## Material for this task

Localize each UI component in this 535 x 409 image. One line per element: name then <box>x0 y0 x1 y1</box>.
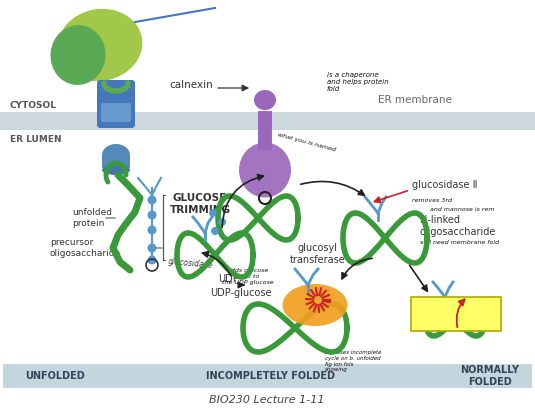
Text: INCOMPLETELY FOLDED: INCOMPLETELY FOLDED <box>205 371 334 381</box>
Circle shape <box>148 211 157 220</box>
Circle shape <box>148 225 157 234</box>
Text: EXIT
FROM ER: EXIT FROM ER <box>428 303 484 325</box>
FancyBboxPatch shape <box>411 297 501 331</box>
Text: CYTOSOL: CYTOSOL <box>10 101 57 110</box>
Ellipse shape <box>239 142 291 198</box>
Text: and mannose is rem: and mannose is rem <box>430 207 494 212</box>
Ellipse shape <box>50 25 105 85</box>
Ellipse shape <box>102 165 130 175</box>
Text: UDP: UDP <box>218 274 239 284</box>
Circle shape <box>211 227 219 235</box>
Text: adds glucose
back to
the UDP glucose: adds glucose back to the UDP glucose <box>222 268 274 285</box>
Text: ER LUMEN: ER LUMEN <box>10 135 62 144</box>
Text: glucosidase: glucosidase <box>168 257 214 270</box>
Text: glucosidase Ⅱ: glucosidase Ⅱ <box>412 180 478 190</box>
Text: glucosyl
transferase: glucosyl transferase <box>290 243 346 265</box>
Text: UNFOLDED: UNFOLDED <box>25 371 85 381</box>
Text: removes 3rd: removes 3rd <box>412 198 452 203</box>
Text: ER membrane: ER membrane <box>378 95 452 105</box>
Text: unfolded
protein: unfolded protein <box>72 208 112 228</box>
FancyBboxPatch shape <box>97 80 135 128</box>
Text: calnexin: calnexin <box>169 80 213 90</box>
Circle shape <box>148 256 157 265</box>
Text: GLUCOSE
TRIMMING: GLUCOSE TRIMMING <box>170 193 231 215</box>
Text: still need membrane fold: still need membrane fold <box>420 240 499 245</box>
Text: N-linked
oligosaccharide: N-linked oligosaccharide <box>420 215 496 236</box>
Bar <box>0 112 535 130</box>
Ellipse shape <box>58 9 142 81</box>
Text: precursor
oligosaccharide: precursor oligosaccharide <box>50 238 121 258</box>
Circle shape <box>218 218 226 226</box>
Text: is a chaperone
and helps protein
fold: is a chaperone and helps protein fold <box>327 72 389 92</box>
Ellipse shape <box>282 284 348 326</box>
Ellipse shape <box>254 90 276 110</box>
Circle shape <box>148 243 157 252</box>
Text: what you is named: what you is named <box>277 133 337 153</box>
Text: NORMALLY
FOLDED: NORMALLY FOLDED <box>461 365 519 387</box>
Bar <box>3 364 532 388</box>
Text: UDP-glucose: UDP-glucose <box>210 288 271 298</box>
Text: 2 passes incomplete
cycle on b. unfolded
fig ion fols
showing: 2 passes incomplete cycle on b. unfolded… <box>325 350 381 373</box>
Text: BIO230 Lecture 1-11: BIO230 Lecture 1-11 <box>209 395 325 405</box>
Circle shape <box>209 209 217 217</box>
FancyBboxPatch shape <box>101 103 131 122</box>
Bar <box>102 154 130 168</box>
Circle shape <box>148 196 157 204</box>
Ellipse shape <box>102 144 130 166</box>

## About this exercise
Wherever a line in the listing contains the word "Ellipse", copy that line out.

## The answer
Ellipse shape <box>239 142 291 198</box>
Ellipse shape <box>50 25 105 85</box>
Ellipse shape <box>102 165 130 175</box>
Ellipse shape <box>58 9 142 81</box>
Ellipse shape <box>282 284 348 326</box>
Ellipse shape <box>254 90 276 110</box>
Ellipse shape <box>102 144 130 166</box>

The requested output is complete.